___ Provided data

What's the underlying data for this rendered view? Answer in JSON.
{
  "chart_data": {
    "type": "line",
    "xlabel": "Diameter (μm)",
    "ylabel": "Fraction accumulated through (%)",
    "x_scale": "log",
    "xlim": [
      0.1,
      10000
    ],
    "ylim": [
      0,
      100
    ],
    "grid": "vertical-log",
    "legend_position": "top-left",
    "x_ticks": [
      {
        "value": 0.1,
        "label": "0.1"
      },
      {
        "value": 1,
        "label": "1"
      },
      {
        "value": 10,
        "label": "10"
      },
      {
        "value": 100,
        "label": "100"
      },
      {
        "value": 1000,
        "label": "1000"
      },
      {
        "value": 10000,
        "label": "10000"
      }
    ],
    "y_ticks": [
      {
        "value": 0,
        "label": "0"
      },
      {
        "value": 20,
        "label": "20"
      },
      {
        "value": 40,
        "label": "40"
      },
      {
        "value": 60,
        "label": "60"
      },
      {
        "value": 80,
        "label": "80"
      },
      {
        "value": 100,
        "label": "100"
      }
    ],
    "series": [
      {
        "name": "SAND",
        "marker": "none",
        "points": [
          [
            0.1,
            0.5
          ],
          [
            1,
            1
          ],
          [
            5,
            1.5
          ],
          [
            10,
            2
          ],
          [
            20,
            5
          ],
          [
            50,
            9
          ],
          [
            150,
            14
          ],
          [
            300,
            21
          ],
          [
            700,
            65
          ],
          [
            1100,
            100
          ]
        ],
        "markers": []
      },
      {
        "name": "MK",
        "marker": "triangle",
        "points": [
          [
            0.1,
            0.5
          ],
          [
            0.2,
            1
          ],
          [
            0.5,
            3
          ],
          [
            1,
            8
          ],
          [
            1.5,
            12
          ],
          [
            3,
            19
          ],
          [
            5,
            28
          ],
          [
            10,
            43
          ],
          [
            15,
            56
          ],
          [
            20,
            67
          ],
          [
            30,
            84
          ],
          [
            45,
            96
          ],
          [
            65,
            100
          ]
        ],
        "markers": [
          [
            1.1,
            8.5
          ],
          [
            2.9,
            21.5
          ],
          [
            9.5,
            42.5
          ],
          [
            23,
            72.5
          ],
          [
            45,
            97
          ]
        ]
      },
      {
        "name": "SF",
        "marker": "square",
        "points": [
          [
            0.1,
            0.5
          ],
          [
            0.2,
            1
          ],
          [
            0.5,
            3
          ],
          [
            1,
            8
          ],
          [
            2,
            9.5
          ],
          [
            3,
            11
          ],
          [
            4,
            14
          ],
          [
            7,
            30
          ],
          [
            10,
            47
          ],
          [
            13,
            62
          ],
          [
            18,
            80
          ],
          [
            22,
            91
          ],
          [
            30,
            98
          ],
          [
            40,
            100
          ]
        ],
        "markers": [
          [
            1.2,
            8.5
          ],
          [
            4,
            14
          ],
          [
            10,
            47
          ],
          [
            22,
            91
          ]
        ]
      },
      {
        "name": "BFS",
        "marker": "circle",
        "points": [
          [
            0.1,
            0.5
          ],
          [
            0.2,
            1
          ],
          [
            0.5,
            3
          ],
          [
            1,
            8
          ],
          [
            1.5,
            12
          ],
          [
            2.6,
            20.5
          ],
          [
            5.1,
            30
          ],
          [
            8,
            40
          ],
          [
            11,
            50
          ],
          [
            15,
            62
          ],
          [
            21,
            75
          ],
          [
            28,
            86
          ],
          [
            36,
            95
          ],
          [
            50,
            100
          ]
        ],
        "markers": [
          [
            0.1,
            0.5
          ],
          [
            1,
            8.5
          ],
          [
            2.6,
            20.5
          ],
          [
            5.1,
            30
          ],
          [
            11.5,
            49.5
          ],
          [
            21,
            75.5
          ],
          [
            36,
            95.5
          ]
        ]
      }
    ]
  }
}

______

**What is required**
Output the complete data exactly as written.

**Written reply**
What's the underlying data for this rendered view? Answer in JSON.
{
  "chart_data": {
    "type": "line",
    "xlabel": "Diameter (μm)",
    "ylabel": "Fraction accumulated through (%)",
    "x_scale": "log",
    "xlim": [
      0.1,
      10000
    ],
    "ylim": [
      0,
      100
    ],
    "grid": "vertical-log",
    "legend_position": "top-left",
    "x_ticks": [
      {
        "value": 0.1,
        "label": "0.1"
      },
      {
        "value": 1,
        "label": "1"
      },
      {
        "value": 10,
        "label": "10"
      },
      {
        "value": 100,
        "label": "100"
      },
      {
        "value": 1000,
        "label": "1000"
      },
      {
        "value": 10000,
        "label": "10000"
      }
    ],
    "y_ticks": [
      {
        "value": 0,
        "label": "0"
      },
      {
        "value": 20,
        "label": "20"
      },
      {
        "value": 40,
        "label": "40"
      },
      {
        "value": 60,
        "label": "60"
      },
      {
        "value": 80,
        "label": "80"
      },
      {
        "value": 100,
        "label": "100"
      }
    ],
    "series": [
      {
        "name": "SAND",
        "marker": "none",
        "points": [
          [
            0.1,
            0.5
          ],
          [
            1,
            1
          ],
          [
            5,
            1.5
          ],
          [
            10,
            2
          ],
          [
            20,
            5
          ],
          [
            50,
            9
          ],
          [
            150,
            14
          ],
          [
            300,
            21
          ],
          [
            700,
            65
          ],
          [
            1100,
            100
          ]
        ],
        "markers": []
      },
      {
        "name": "MK",
        "marker": "triangle",
        "points": [
          [
            0.1,
            0.5
          ],
          [
            0.2,
            1
          ],
          [
            0.5,
            3
          ],
          [
            1,
            8
          ],
          [
            1.5,
            12
          ],
          [
            3,
            19
          ],
          [
            5,
            28
          ],
          [
            10,
            43
          ],
          [
            15,
            56
          ],
          [
            20,
            67
          ],
          [
            30,
            84
          ],
          [
            45,
            96
          ],
          [
            65,
            100
          ]
        ],
        "markers": [
          [
            1.1,
            8.5
          ],
          [
            2.9,
            21.5
          ],
          [
            9.5,
            42.5
          ],
          [
            23,
            72.5
          ],
          [
            45,
            97
          ]
        ]
      },
      {
        "name": "SF",
        "marker": "square",
        "points": [
          [
            0.1,
            0.5
          ],
          [
            0.2,
            1
          ],
          [
            0.5,
            3
          ],
          [
            1,
            8
          ],
          [
            2,
            9.5
          ],
          [
            3,
            11
          ],
          [
            4,
            14
          ],
          [
            7,
            30
          ],
          [
            10,
            47
          ],
          [
            13,
            62
          ],
          [
            18,
            80
          ],
          [
            22,
            91
          ],
          [
            30,
            98
          ],
          [
            40,
            100
          ]
        ],
        "markers": [
          [
            1.2,
            8.5
          ],
          [
            4,
            14
          ],
          [
            10,
            47
          ],
          [
            22,
            91
          ]
        ]
      },
      {
        "name": "BFS",
        "marker": "circle",
        "points": [
          [
            0.1,
            0.5
          ],
          [
            0.2,
            1
          ],
          [
            0.5,
            3
          ],
          [
            1,
            8
          ],
          [
            1.5,
            12
          ],
          [
            2.6,
            20.5
          ],
          [
            5.1,
            30
          ],
          [
            8,
            40
          ],
          [
            11,
            50
          ],
          [
            15,
            62
          ],
          [
            21,
            75
          ],
          [
            28,
            86
          ],
          [
            36,
            95
          ],
          [
            50,
            100
          ]
        ],
        "markers": [
          [
            0.1,
            0.5
          ],
          [
            1,
            8.5
          ],
          [
            2.6,
            20.5
          ],
          [
            5.1,
            30
          ],
          [
            11.5,
            49.5
          ],
          [
            21,
            75.5
          ],
          [
            36,
            95.5
          ]
        ]
      }
    ]
  }
}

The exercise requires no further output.